Reading text:
####
His latest creation, the world’s first talking fishing boat, is a 20-foot power catamaran that utilizes synthesized speech.
“With assistance from my sponsors, I’ve been able to focus on developing interest to anglers with vision loss” he said. “This includes talking compasses, GPS, depth sounders, and beeping homing and obstacle-detection devices.”
With 11 million North Americans estimated to be living with significant vision loss, and with this number expected to rise with an aging population, the work Euteneier does is opening the doors to many.
“My goal is that everyone with vision loss will have the opportunity to learn about and try fishing” he said.
####
Instruction: Resume the piece about the talking fishing boat for anglers with vision loss, writing on from its last sentence. The rows that come next play no part in this exercise.
####
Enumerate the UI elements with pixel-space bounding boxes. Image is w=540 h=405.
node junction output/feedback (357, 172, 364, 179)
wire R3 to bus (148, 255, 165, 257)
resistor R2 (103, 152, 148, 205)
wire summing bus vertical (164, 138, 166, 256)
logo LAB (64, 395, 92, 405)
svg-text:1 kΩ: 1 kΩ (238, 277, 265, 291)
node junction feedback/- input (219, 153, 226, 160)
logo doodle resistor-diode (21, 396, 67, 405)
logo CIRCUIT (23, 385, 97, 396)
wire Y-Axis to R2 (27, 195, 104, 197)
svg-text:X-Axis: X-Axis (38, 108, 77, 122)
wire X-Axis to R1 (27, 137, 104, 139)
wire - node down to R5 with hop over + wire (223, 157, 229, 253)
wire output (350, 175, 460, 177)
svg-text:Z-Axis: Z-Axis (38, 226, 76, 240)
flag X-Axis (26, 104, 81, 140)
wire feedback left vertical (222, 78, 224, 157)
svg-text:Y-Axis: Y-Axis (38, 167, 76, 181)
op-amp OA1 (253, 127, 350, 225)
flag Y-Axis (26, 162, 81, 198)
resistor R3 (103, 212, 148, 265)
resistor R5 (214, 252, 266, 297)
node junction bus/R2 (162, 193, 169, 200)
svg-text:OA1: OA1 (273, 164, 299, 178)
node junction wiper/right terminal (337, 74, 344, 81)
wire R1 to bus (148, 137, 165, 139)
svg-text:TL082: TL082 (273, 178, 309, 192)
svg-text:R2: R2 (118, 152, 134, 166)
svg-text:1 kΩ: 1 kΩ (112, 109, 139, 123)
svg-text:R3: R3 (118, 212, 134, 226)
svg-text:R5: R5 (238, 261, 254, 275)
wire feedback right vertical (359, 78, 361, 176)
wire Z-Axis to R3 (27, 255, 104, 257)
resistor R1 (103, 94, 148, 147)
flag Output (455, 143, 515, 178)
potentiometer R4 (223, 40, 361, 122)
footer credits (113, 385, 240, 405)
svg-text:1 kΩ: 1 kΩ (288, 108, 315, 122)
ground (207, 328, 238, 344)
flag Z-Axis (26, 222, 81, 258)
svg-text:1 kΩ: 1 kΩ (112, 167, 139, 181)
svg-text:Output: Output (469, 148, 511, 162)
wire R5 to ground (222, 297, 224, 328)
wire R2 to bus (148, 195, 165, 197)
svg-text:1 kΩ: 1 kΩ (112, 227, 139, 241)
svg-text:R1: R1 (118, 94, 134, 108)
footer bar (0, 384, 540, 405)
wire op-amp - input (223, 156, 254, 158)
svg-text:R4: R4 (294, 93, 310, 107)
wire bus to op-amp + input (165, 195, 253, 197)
####
Exercise result:
Not content with this alone, Euteneier also enjoys canoe camping, competitive dragon-boat racing, triathlons and participating in a celebrity blind car race. He’s also a recipient of the Meritorious Service Medal from the Governor General for his work in breaking down barriers for people with disabilities. “I’m likely the only blind person in Ontario to have a hunting licence, and I used it to participate in the spring bear hunt” he said. “I would forgo the tree stand and instead place myself about 25 feet from the bait. I generally got my bear- a large, furry, black target on a bright green background. When I didn’t though, being run over by a startled animal was always a potential hazard”.
Lawrence Euteneier is a champion for the visually impaired. Not only is he passionate, caring and innovative, he’s also one of the most down to earth and friendly guys you could ever wish to meet. The fishing world is lucky to have him among its ranks.